▶ **Task directions**
Copy the lines below word for word.

* * * * * * *

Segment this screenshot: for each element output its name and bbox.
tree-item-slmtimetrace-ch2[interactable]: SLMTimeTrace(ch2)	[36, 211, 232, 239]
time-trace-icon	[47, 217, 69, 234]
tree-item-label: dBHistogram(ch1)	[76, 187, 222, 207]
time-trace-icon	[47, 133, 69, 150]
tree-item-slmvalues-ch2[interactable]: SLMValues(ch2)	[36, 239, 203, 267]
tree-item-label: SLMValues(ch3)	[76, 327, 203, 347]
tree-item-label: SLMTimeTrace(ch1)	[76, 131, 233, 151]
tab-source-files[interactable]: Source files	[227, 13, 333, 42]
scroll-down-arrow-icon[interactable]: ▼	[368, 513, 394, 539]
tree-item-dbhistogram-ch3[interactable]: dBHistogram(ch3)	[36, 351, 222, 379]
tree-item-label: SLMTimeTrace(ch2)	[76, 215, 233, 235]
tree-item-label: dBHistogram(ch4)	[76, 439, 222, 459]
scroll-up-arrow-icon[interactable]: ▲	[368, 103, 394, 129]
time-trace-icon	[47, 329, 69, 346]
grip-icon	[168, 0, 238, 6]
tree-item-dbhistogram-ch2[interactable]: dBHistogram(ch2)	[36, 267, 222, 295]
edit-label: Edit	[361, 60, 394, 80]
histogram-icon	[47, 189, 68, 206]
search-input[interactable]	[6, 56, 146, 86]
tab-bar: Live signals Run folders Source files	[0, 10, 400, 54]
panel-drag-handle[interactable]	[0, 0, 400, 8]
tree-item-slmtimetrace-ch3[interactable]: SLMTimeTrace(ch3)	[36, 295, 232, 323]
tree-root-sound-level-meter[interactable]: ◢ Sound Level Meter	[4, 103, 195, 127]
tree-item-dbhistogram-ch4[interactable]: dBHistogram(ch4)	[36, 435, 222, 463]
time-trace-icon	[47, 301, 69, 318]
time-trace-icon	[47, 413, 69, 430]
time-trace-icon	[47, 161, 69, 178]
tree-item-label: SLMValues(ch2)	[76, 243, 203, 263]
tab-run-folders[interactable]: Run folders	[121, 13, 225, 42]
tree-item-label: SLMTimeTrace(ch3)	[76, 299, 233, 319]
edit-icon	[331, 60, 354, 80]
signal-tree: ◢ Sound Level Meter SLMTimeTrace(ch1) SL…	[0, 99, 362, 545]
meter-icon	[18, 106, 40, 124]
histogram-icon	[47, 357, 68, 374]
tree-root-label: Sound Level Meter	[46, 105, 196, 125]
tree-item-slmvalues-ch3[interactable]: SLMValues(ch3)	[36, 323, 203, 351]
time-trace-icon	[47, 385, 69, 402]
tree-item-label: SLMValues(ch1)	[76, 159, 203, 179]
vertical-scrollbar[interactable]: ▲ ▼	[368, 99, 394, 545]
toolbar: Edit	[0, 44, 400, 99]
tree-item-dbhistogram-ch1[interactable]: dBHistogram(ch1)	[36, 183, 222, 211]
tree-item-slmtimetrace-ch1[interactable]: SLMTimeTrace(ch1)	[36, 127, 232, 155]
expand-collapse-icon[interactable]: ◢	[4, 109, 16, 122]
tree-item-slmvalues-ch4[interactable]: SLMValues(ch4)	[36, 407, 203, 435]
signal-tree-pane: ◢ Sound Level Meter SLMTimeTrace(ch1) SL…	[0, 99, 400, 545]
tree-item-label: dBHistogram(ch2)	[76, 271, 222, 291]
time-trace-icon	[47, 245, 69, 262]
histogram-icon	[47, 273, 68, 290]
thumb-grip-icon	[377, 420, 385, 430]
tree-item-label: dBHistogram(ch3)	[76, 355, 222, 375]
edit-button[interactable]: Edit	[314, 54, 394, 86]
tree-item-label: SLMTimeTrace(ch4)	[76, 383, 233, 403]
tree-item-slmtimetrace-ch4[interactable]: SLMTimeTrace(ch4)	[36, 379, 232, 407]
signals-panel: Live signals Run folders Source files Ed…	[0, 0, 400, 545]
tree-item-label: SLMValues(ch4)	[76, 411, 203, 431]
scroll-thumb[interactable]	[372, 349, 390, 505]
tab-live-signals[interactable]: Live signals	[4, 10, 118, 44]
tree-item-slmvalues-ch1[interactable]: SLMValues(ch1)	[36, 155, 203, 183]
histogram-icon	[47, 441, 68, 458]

* * * * * * *

▶ **Solution to this exercise**
Segment this screenshot: for each element output its name and bbox.
tree-item-slmtimetrace-ch2[interactable]: SLMTimeTrace(ch2)	[36, 211, 232, 239]
time-trace-icon	[47, 217, 69, 234]
tree-item-label: dBHistogram(ch1)	[76, 187, 222, 207]
time-trace-icon	[47, 133, 69, 150]
tree-item-slmvalues-ch2[interactable]: SLMValues(ch2)	[36, 239, 203, 267]
tree-item-label: SLMValues(ch3)	[76, 327, 203, 347]
tree-item-label: SLMTimeTrace(ch1)	[76, 131, 233, 151]
tab-source-files[interactable]: Source files	[227, 13, 333, 42]
scroll-down-arrow-icon[interactable]: ▼	[368, 513, 394, 539]
tree-item-dbhistogram-ch3[interactable]: dBHistogram(ch3)	[36, 351, 222, 379]
tree-item-label: SLMTimeTrace(ch2)	[76, 215, 233, 235]
tree-item-label: dBHistogram(ch4)	[76, 439, 222, 459]
scroll-up-arrow-icon[interactable]: ▲	[368, 103, 394, 129]
time-trace-icon	[47, 329, 69, 346]
grip-icon	[168, 0, 238, 6]
tree-item-dbhistogram-ch2[interactable]: dBHistogram(ch2)	[36, 267, 222, 295]
edit-label: Edit	[361, 60, 394, 80]
histogram-icon	[47, 189, 68, 206]
search-input[interactable]	[6, 56, 146, 86]
tab-bar: Live signals Run folders Source files	[0, 10, 400, 54]
panel-drag-handle[interactable]	[0, 0, 400, 8]
tree-item-slmtimetrace-ch3[interactable]: SLMTimeTrace(ch3)	[36, 295, 232, 323]
tree-root-sound-level-meter[interactable]: ◢ Sound Level Meter	[4, 103, 195, 127]
tree-item-dbhistogram-ch4[interactable]: dBHistogram(ch4)	[36, 435, 222, 463]
time-trace-icon	[47, 301, 69, 318]
time-trace-icon	[47, 413, 69, 430]
time-trace-icon	[47, 161, 69, 178]
tree-item-label: SLMValues(ch2)	[76, 243, 203, 263]
tab-run-folders[interactable]: Run folders	[121, 13, 225, 42]
tree-item-label: SLMTimeTrace(ch3)	[76, 299, 233, 319]
edit-icon	[331, 60, 354, 80]
signal-tree: ◢ Sound Level Meter SLMTimeTrace(ch1) SL…	[0, 99, 362, 545]
meter-icon	[18, 106, 40, 124]
histogram-icon	[47, 357, 68, 374]
tree-root-label: Sound Level Meter	[46, 105, 196, 125]
tree-item-slmvalues-ch3[interactable]: SLMValues(ch3)	[36, 323, 203, 351]
time-trace-icon	[47, 385, 69, 402]
tree-item-label: SLMValues(ch1)	[76, 159, 203, 179]
vertical-scrollbar[interactable]: ▲ ▼	[368, 99, 394, 545]
toolbar: Edit	[0, 44, 400, 99]
tree-item-dbhistogram-ch1[interactable]: dBHistogram(ch1)	[36, 183, 222, 211]
tree-item-slmtimetrace-ch1[interactable]: SLMTimeTrace(ch1)	[36, 127, 232, 155]
expand-collapse-icon[interactable]: ◢	[4, 109, 16, 122]
tree-item-slmvalues-ch4[interactable]: SLMValues(ch4)	[36, 407, 203, 435]
signal-tree-pane: ◢ Sound Level Meter SLMTimeTrace(ch1) SL…	[0, 99, 400, 545]
tree-item-label: dBHistogram(ch2)	[76, 271, 222, 291]
time-trace-icon	[47, 245, 69, 262]
histogram-icon	[47, 273, 68, 290]
thumb-grip-icon	[377, 420, 385, 430]
tree-item-label: dBHistogram(ch3)	[76, 355, 222, 375]
edit-button[interactable]: Edit	[314, 54, 394, 86]
tree-item-label: SLMTimeTrace(ch4)	[76, 383, 233, 403]
tree-item-slmtimetrace-ch4[interactable]: SLMTimeTrace(ch4)	[36, 379, 232, 407]
signals-panel: Live signals Run folders Source files Ed…	[0, 0, 400, 545]
tree-item-label: SLMValues(ch4)	[76, 411, 203, 431]
scroll-thumb[interactable]	[372, 349, 390, 505]
tab-live-signals[interactable]: Live signals	[4, 10, 118, 44]
tree-item-slmvalues-ch1[interactable]: SLMValues(ch1)	[36, 155, 203, 183]
histogram-icon	[47, 441, 68, 458]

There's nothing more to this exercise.